THE REQUEST: Find every line with "toevoeging" in it, then report how many there are and nothing more.

DATASET EXCERPTS:
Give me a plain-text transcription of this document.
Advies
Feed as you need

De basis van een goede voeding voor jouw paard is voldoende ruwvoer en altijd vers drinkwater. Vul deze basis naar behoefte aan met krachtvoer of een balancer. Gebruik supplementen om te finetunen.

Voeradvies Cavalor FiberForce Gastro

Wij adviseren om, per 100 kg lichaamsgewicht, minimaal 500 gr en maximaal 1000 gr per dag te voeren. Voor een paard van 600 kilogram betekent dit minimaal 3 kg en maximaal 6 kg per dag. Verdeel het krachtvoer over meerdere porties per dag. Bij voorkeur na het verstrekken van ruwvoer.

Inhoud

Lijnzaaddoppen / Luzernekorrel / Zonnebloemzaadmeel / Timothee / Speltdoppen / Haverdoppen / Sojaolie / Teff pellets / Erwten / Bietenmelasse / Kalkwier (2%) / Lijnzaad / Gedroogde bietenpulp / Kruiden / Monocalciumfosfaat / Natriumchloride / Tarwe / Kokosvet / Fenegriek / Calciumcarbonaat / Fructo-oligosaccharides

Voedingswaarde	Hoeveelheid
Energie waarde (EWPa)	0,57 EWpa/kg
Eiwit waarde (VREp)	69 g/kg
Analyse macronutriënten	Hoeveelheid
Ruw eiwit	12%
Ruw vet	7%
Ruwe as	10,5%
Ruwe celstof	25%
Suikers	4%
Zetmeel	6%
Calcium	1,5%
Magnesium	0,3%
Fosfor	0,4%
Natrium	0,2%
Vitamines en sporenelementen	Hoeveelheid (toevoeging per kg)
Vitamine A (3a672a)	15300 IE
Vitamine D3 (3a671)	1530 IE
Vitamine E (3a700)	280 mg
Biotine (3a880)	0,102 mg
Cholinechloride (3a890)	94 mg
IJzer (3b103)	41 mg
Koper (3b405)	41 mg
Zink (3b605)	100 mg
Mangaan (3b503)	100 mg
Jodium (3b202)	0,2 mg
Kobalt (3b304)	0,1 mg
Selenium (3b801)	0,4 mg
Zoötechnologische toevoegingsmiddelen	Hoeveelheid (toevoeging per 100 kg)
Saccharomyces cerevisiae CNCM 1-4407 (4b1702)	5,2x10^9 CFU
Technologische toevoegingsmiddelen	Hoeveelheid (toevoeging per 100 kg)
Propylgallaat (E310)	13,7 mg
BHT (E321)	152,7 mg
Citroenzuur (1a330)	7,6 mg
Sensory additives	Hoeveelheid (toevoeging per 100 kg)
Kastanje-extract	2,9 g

REPLY: 4